DATA TO PROCESS:
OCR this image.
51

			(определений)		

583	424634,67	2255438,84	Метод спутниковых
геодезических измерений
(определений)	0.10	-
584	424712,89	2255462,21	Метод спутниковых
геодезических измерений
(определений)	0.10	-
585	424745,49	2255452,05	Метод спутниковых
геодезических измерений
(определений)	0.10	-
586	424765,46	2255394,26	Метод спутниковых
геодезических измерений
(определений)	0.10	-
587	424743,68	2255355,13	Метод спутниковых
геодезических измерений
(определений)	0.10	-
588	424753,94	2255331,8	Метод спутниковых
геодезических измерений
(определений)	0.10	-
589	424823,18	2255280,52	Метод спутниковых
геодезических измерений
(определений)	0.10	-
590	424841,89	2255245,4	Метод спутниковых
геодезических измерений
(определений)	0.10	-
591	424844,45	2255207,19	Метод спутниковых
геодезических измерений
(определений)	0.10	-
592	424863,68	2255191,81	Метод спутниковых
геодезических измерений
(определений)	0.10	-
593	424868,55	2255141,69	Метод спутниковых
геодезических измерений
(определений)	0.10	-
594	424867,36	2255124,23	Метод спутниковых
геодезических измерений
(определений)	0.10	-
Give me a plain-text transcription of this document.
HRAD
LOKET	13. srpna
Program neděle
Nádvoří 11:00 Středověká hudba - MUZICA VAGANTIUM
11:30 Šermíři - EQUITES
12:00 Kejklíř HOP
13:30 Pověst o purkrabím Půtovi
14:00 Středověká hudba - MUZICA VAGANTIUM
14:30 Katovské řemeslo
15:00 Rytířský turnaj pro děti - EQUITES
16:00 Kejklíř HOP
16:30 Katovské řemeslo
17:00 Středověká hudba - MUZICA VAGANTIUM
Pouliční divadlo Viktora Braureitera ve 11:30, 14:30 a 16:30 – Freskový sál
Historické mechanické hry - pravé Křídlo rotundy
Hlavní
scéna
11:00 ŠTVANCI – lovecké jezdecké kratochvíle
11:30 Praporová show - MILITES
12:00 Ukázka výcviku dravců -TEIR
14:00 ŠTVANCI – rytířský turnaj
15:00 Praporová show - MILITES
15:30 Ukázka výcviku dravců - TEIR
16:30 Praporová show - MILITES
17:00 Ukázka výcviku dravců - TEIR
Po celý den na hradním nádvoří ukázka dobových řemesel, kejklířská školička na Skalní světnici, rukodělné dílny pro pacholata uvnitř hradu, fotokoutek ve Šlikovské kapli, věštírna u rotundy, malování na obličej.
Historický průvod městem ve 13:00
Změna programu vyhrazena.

EXERCISE TASK: Extract every line of the records above that contains the word "EQUITES".

OUTPUT OF THE EXERCISE:
11:30 Šermíři - EQUITES
15:00 Rytířský turnaj pro děti - EQUITES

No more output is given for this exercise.